* begin Data supplied *

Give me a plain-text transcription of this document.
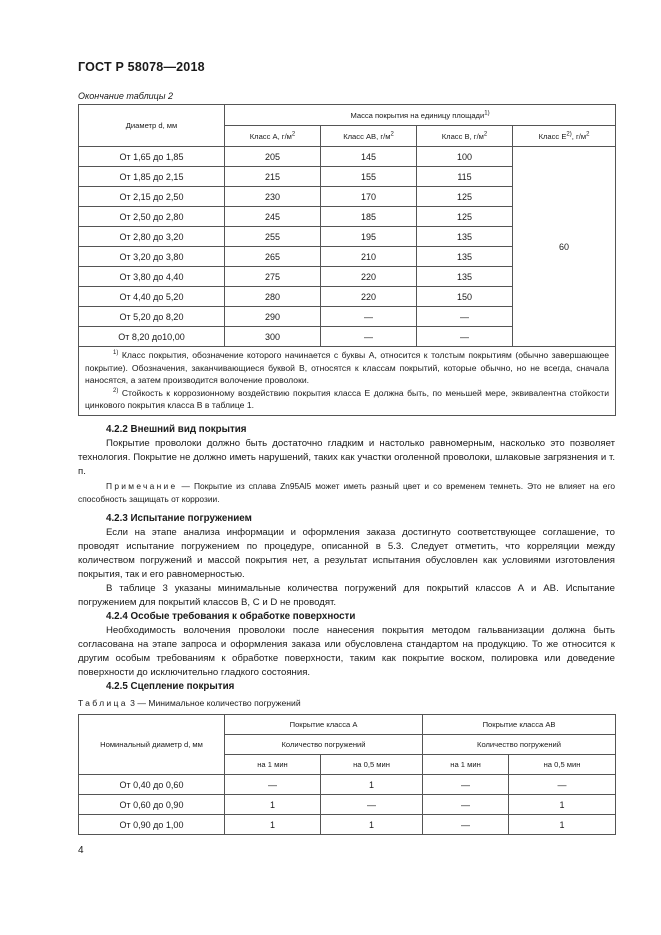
ГОСТ Р 58078—2018
Окончание таблицы 2
Диаметр d, мм	Масса покрытия на единицу площади$^{1)}$
	Класс А, $г/м^2$	Класс АВ, $г/м^2$	Класс В, $г/м^2$	Класс $Е^{2)}$, $г/м^2$
От 1,65 до 1,85	205	145	100	60
От 1,85 до 2,15	215	155	115	
От 2,15 до 2,50	230	170	125	
От 2,50 до 2,80	245	185	125	
От 2,80 до 3,20	255	195	135	
От 3,20 до 3,80	265	210	135	
От 3,80 до 4,40	275	220	135	
От 4,40 до 5,20	280	220	150	
От 5,20 до 8,20	290	—	—	
От 8,20 до10,00	300	—	—	

$^{1)}$ Класс покрытия, обозначение которого начинается с буквы А, относится к толстым покрытиям (обычно завершающее покрытие). Обозначения, заканчивающиеся буквой В, относятся к классам покрытий, которые обычно, но не всегда, сначала наносятся, а затем производится волочение проволоки.

$^{2)}$ Стойкость к коррозионному воздействию покрытия класса Е должна быть, по меньшей мере, эквивалентна стойкости цинкового покрытия класса В в таблице 1.				

4.2.2 Внешний вид покрытия

Покрытие проволоки должно быть достаточно гладким и настолько равномерным, насколько это позволяет технология. Покрытие не должно иметь нарушений, таких как участки оголенной проволоки, шлаковые загрязнения и т. п.

Примечание — Покрытие из сплава Zn95Al5 может иметь разный цвет и со временем темнеть. Это не влияет на его способность защищать от коррозии.

4.2.3 Испытание погружением

Если на этапе анализа информации и оформления заказа достигнуто соответствующее соглашение, то проводят испытание погружением по процедуре, описанной в 5.3. Следует отметить, что корреляции между количеством погружений и массой покрытия нет, а результат испытания обусловлен как условиями изготовления покрытия, так и его равномерностью.

В таблице 3 указаны минимальные количества погружений для покрытий классов А и АВ. Испытание погружением для покрытий классов В, С и D не проводят.

4.2.4 Особые требования к обработке поверхности

Необходимость волочения проволоки после нанесения покрытия методом гальванизации должна быть согласована на этапе запроса и оформления заказа или обусловлена стандартом на продукцию. То же относится к другим особым требованиям к обработке поверхности, таким как покрытие воском, полировка или доведение поверхности до исключительно гладкого состояния.

4.2.5 Сцепление покрытия

Таблица 3 — Минимальное количество погружений
Номинальный диаметр d, мм	Покрытие класса А		Покрытие класса АВ	
	Количество погружений		Количество погружений	
	на 1 мин	на 0,5 мин	на 1 мин	на 0,5 мин
От 0,40 до 0,60	—	1	—	—
От 0,60 до 0,90	1	—	—	1
От 0,90 до 1,00	1	1	—	1
4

* end Data supplied *

* Problem to work on: Search the listing above for the string "иметь". Copy every line that contains it.

* Exercise output:
Покрытие проволоки должно быть достаточно гладким и настолько равномерным, насколько это позволяет технология. Покрытие не должно иметь нарушений, таких как участки оголенной проволоки, шлаковые загрязнения и т. п.
Примечание — Покрытие из сплава Zn95Al5 может иметь разный цвет и со временем темнеть. Это не влияет на его способность защищать от коррозии.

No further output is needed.